** START OF RECORD EXTRACTS **
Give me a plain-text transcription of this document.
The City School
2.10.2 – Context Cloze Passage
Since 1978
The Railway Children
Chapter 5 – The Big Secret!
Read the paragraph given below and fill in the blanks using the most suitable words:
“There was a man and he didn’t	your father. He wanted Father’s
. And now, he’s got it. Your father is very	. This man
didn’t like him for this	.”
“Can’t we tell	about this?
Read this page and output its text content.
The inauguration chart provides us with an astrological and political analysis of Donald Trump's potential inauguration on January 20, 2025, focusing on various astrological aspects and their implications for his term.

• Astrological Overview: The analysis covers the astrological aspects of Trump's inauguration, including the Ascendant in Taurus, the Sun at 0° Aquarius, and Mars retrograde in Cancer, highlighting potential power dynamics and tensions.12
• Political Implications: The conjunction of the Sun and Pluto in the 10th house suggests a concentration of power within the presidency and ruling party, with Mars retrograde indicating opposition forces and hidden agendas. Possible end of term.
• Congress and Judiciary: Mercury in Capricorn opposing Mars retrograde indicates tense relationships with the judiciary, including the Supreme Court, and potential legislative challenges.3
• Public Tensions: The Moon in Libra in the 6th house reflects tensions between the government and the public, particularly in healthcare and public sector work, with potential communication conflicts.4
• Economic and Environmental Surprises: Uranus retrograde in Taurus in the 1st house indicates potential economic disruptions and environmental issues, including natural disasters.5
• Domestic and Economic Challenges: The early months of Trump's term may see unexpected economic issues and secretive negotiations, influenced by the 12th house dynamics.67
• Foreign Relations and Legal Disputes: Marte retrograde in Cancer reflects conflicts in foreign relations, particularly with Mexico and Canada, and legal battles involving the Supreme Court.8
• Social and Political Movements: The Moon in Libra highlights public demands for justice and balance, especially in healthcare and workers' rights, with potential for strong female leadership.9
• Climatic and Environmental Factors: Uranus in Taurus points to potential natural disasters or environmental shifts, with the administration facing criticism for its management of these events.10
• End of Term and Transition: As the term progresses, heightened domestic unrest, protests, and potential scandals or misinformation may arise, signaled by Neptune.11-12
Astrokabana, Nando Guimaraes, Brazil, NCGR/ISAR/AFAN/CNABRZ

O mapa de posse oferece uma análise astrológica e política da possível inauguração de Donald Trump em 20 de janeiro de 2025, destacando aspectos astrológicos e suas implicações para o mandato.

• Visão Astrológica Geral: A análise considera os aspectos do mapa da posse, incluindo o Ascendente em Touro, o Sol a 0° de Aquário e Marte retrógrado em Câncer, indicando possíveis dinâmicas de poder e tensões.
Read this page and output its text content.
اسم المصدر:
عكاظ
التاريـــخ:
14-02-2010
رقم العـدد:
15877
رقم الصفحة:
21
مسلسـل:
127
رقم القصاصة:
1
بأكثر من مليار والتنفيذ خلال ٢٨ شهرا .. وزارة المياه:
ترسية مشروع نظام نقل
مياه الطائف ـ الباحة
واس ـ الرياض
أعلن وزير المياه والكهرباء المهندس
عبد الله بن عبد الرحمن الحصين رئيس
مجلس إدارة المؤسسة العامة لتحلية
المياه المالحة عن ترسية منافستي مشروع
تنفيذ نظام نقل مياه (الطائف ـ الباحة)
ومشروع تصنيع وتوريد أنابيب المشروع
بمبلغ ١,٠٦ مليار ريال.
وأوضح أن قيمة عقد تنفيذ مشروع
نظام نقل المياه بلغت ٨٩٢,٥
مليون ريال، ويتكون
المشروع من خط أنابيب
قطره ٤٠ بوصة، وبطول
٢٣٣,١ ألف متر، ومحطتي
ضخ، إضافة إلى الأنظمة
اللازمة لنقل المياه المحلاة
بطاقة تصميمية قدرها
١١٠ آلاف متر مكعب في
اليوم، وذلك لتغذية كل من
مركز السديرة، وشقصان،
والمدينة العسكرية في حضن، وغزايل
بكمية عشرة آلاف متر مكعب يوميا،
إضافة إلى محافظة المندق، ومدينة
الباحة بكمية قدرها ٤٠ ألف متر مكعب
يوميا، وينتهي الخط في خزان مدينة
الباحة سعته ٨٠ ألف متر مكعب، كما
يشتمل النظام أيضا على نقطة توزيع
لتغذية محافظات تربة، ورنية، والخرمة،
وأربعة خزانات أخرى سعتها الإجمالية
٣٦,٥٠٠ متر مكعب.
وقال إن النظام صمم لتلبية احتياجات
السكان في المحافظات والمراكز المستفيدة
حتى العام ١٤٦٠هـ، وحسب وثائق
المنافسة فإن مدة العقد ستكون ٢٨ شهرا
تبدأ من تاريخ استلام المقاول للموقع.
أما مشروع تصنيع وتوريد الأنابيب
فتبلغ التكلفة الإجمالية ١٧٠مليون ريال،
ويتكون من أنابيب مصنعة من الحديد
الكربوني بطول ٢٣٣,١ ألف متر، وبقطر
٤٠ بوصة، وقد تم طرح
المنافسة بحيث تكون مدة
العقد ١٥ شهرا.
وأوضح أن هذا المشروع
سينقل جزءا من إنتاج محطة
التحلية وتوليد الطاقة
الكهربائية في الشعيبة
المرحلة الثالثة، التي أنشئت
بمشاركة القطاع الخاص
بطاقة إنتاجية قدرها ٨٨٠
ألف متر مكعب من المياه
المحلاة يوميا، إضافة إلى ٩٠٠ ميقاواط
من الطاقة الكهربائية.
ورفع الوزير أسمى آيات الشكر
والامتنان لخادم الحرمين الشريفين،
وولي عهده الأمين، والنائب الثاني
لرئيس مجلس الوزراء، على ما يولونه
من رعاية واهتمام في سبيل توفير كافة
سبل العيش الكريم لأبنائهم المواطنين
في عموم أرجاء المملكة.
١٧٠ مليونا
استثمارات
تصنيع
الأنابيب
** END OF RECORD EXTRACTS **
THE TASK = Return every entry verbatim.

EXERCISE SOLUTION =
Give me a plain-text transcription of this document.
The City School
2.10.2 – Context Cloze Passage
Since 1978
The Railway Children
Chapter 5 – The Big Secret!
Read the paragraph given below and fill in the blanks using the most suitable words:
“There was a man and he didn’t	your father. He wanted Father’s
. And now, he’s got it. Your father is very	. This man
didn’t like him for this	.”
“Can’t we tell	about this?
Read this page and output its text content.
The inauguration chart provides us with an astrological and political analysis of Donald Trump's potential inauguration on January 20, 2025, focusing on various astrological aspects and their implications for his term.

• Astrological Overview: The analysis covers the astrological aspects of Trump's inauguration, including the Ascendant in Taurus, the Sun at 0° Aquarius, and Mars retrograde in Cancer, highlighting potential power dynamics and tensions.12
• Political Implications: The conjunction of the Sun and Pluto in the 10th house suggests a concentration of power within the presidency and ruling party, with Mars retrograde indicating opposition forces and hidden agendas. Possible end of term.
• Congress and Judiciary: Mercury in Capricorn opposing Mars retrograde indicates tense relationships with the judiciary, including the Supreme Court, and potential legislative challenges.3
• Public Tensions: The Moon in Libra in the 6th house reflects tensions between the government and the public, particularly in healthcare and public sector work, with potential communication conflicts.4
• Economic and Environmental Surprises: Uranus retrograde in Taurus in the 1st house indicates potential economic disruptions and environmental issues, including natural disasters.5
• Domestic and Economic Challenges: The early months of Trump's term may see unexpected economic issues and secretive negotiations, influenced by the 12th house dynamics.67
• Foreign Relations and Legal Disputes: Marte retrograde in Cancer reflects conflicts in foreign relations, particularly with Mexico and Canada, and legal battles involving the Supreme Court.8
• Social and Political Movements: The Moon in Libra highlights public demands for justice and balance, especially in healthcare and workers' rights, with potential for strong female leadership.9
• Climatic and Environmental Factors: Uranus in Taurus points to potential natural disasters or environmental shifts, with the administration facing criticism for its management of these events.10
• End of Term and Transition: As the term progresses, heightened domestic unrest, protests, and potential scandals or misinformation may arise, signaled by Neptune.11-12
Astrokabana, Nando Guimaraes, Brazil, NCGR/ISAR/AFAN/CNABRZ

O mapa de posse oferece uma análise astrológica e política da possível inauguração de Donald Trump em 20 de janeiro de 2025, destacando aspectos astrológicos e suas implicações para o mandato.

• Visão Astrológica Geral: A análise considera os aspectos do mapa da posse, incluindo o Ascendente em Touro, o Sol a 0° de Aquário e Marte retrógrado em Câncer, indicando possíveis dinâmicas de poder e tensões.
Read this page and output its text content.
اسم المصدر:
عكاظ
التاريـــخ:
14-02-2010
رقم العـدد:
15877
رقم الصفحة:
21
مسلسـل:
127
رقم القصاصة:
1
بأكثر من مليار والتنفيذ خلال ٢٨ شهرا .. وزارة المياه:
ترسية مشروع نظام نقل
مياه الطائف ـ الباحة
واس ـ الرياض
أعلن وزير المياه والكهرباء المهندس
عبد الله بن عبد الرحمن الحصين رئيس
مجلس إدارة المؤسسة العامة لتحلية
المياه المالحة عن ترسية منافستي مشروع
تنفيذ نظام نقل مياه (الطائف ـ الباحة)
ومشروع تصنيع وتوريد أنابيب المشروع
بمبلغ ١,٠٦ مليار ريال.
وأوضح أن قيمة عقد تنفيذ مشروع
نظام نقل المياه بلغت ٨٩٢,٥
مليون ريال، ويتكون
المشروع من خط أنابيب
قطره ٤٠ بوصة، وبطول
٢٣٣,١ ألف متر، ومحطتي
ضخ، إضافة إلى الأنظمة
اللازمة لنقل المياه المحلاة
بطاقة تصميمية قدرها
١١٠ آلاف متر مكعب في
اليوم، وذلك لتغذية كل من
مركز السديرة، وشقصان،
والمدينة العسكرية في حضن، وغزايل
بكمية عشرة آلاف متر مكعب يوميا،
إضافة إلى محافظة المندق، ومدينة
الباحة بكمية قدرها ٤٠ ألف متر مكعب
يوميا، وينتهي الخط في خزان مدينة
الباحة سعته ٨٠ ألف متر مكعب، كما
يشتمل النظام أيضا على نقطة توزيع
لتغذية محافظات تربة، ورنية، والخرمة،
وأربعة خزانات أخرى سعتها الإجمالية
٣٦,٥٠٠ متر مكعب.
وقال إن النظام صمم لتلبية احتياجات
السكان في المحافظات والمراكز المستفيدة
حتى العام ١٤٦٠هـ، وحسب وثائق
المنافسة فإن مدة العقد ستكون ٢٨ شهرا
تبدأ من تاريخ استلام المقاول للموقع.
أما مشروع تصنيع وتوريد الأنابيب
فتبلغ التكلفة الإجمالية ١٧٠مليون ريال،
ويتكون من أنابيب مصنعة من الحديد
الكربوني بطول ٢٣٣,١ ألف متر، وبقطر
٤٠ بوصة، وقد تم طرح
المنافسة بحيث تكون مدة
العقد ١٥ شهرا.
وأوضح أن هذا المشروع
سينقل جزءا من إنتاج محطة
التحلية وتوليد الطاقة
الكهربائية في الشعيبة
المرحلة الثالثة، التي أنشئت
بمشاركة القطاع الخاص
بطاقة إنتاجية قدرها ٨٨٠
ألف متر مكعب من المياه
المحلاة يوميا، إضافة إلى ٩٠٠ ميقاواط
من الطاقة الكهربائية.
ورفع الوزير أسمى آيات الشكر
والامتنان لخادم الحرمين الشريفين،
وولي عهده الأمين، والنائب الثاني
لرئيس مجلس الوزراء، على ما يولونه
من رعاية واهتمام في سبيل توفير كافة
سبل العيش الكريم لأبنائهم المواطنين
في عموم أرجاء المملكة.
١٧٠ مليونا
استثمارات
تصنيع
الأنابيب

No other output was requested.